MATERIAL PROVIDED
↓

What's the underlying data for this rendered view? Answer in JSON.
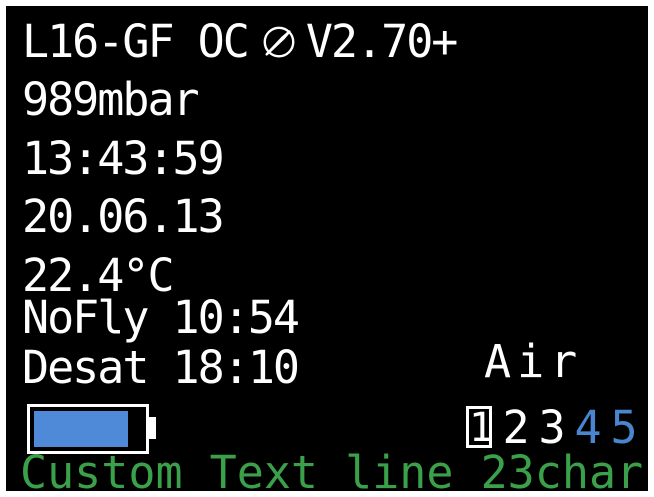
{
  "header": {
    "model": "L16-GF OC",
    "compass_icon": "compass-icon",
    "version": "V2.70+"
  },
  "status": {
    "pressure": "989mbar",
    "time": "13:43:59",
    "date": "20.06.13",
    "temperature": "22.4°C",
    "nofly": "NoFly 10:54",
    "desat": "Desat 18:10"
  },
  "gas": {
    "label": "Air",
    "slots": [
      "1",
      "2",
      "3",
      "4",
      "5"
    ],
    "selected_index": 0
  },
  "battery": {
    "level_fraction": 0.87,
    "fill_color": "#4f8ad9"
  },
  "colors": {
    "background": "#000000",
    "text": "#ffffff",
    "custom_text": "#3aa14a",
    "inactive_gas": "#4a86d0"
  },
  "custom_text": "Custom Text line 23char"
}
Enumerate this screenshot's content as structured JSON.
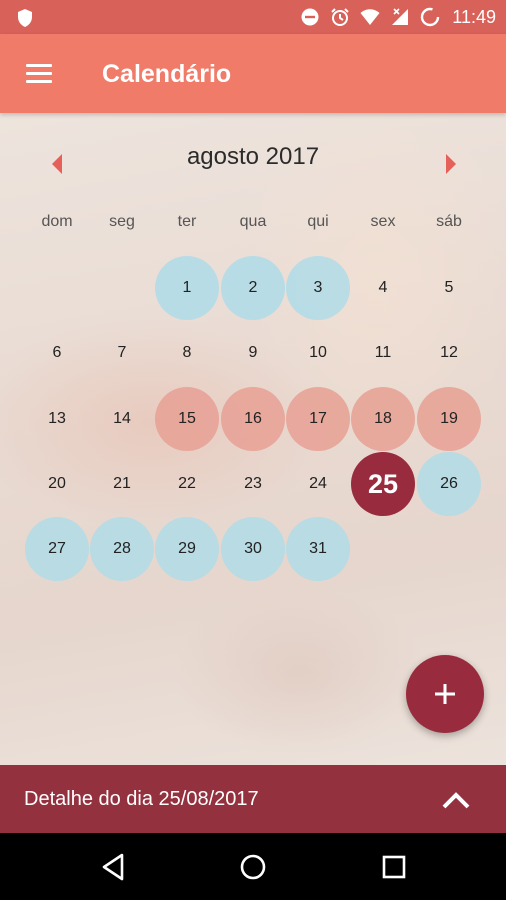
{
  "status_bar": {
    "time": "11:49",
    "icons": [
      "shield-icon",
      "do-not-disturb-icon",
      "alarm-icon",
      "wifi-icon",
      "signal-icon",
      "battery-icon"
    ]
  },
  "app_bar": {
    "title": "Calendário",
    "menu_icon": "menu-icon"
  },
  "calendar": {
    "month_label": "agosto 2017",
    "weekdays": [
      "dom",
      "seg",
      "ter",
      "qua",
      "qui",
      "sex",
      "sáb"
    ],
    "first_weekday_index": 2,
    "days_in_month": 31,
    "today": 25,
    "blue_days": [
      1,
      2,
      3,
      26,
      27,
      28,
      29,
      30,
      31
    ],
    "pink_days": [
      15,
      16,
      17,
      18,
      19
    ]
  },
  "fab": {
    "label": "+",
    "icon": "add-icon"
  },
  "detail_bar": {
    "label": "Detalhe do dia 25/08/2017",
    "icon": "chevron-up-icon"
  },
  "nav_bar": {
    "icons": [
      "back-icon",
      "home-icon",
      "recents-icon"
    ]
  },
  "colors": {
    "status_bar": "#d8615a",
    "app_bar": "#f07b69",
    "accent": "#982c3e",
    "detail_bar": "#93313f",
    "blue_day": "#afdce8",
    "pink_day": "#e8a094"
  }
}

↑

SET PROBLEM
Print the records above exactly as they stand, but leave out the pictures.

EXERCISE RESPONSE
What's the underlying data for this rendered view? Answer in JSON.
{
  "header": {
    "model": "L16-GF OC",
    "compass_icon": "compass-icon",
    "version": "V2.70+"
  },
  "status": {
    "pressure": "989mbar",
    "time": "13:43:59",
    "date": "20.06.13",
    "temperature": "22.4°C",
    "nofly": "NoFly 10:54",
    "desat": "Desat 18:10"
  },
  "gas": {
    "label": "Air",
    "slots": [
      "1",
      "2",
      "3",
      "4",
      "5"
    ],
    "selected_index": 0
  },
  "battery": {
    "level_fraction": 0.87,
    "fill_color": "#4f8ad9"
  },
  "colors": {
    "background": "#000000",
    "text": "#ffffff",
    "custom_text": "#3aa14a",
    "inactive_gas": "#4a86d0"
  },
  "custom_text": "Custom Text line 23char"
}
Enumerate this screenshot's content as structured JSON.
{
  "status_bar": {
    "time": "11:49",
    "icons": [
      "shield-icon",
      "do-not-disturb-icon",
      "alarm-icon",
      "wifi-icon",
      "signal-icon",
      "battery-icon"
    ]
  },
  "app_bar": {
    "title": "Calendário",
    "menu_icon": "menu-icon"
  },
  "calendar": {
    "month_label": "agosto 2017",
    "weekdays": [
      "dom",
      "seg",
      "ter",
      "qua",
      "qui",
      "sex",
      "sáb"
    ],
    "first_weekday_index": 2,
    "days_in_month": 31,
    "today": 25,
    "blue_days": [
      1,
      2,
      3,
      26,
      27,
      28,
      29,
      30,
      31
    ],
    "pink_days": [
      15,
      16,
      17,
      18,
      19
    ]
  },
  "fab": {
    "label": "+",
    "icon": "add-icon"
  },
  "detail_bar": {
    "label": "Detalhe do dia 25/08/2017",
    "icon": "chevron-up-icon"
  },
  "nav_bar": {
    "icons": [
      "back-icon",
      "home-icon",
      "recents-icon"
    ]
  },
  "colors": {
    "status_bar": "#d8615a",
    "app_bar": "#f07b69",
    "accent": "#982c3e",
    "detail_bar": "#93313f",
    "blue_day": "#afdce8",
    "pink_day": "#e8a094"
  }
}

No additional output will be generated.